▸ Task to complete
Would you pull out every line of the material that contains the string "industry"?

(Figure collection entries)
*****
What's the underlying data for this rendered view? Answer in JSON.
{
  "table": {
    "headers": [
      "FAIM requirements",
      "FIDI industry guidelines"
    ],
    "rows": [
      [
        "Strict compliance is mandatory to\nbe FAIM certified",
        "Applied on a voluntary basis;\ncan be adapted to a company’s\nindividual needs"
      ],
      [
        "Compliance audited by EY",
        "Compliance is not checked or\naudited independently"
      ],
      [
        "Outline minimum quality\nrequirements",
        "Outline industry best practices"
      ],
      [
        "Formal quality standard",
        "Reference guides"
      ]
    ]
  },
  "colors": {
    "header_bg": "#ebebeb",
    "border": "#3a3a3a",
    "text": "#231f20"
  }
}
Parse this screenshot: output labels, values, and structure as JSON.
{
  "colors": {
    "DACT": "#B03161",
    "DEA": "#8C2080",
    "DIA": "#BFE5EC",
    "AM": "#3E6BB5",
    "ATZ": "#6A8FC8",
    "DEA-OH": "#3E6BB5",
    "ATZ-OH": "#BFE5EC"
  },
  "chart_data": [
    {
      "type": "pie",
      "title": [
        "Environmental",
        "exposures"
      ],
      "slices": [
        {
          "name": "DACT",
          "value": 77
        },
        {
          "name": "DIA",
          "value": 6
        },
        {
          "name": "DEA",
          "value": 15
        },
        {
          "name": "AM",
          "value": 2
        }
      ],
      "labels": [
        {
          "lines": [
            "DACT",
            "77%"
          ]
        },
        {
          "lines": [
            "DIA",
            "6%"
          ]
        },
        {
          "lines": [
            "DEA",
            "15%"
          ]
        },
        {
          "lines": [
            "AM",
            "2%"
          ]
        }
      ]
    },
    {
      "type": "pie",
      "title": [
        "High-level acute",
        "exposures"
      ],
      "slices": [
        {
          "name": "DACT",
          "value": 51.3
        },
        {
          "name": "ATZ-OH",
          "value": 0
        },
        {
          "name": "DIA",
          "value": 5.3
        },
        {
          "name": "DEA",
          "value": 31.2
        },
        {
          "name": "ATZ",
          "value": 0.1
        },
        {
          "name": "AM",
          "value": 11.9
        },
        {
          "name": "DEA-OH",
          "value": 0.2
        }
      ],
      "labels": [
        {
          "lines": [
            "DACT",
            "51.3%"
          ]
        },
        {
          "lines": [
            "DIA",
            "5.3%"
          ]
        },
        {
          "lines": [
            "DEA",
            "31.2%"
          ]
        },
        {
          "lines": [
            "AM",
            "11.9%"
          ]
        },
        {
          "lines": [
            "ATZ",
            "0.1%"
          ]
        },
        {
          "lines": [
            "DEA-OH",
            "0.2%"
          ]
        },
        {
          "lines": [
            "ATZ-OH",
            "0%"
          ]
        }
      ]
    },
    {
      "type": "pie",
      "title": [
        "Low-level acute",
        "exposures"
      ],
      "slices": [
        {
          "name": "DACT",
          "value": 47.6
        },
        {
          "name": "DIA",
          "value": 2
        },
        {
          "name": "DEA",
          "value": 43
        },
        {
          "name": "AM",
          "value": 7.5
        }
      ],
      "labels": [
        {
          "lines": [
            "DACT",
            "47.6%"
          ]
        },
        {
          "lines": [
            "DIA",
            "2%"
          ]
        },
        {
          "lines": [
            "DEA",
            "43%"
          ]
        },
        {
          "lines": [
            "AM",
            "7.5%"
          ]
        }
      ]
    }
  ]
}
*****
▸ Reply
      "FIDI industry guidelines"
        "Outline industry best practices"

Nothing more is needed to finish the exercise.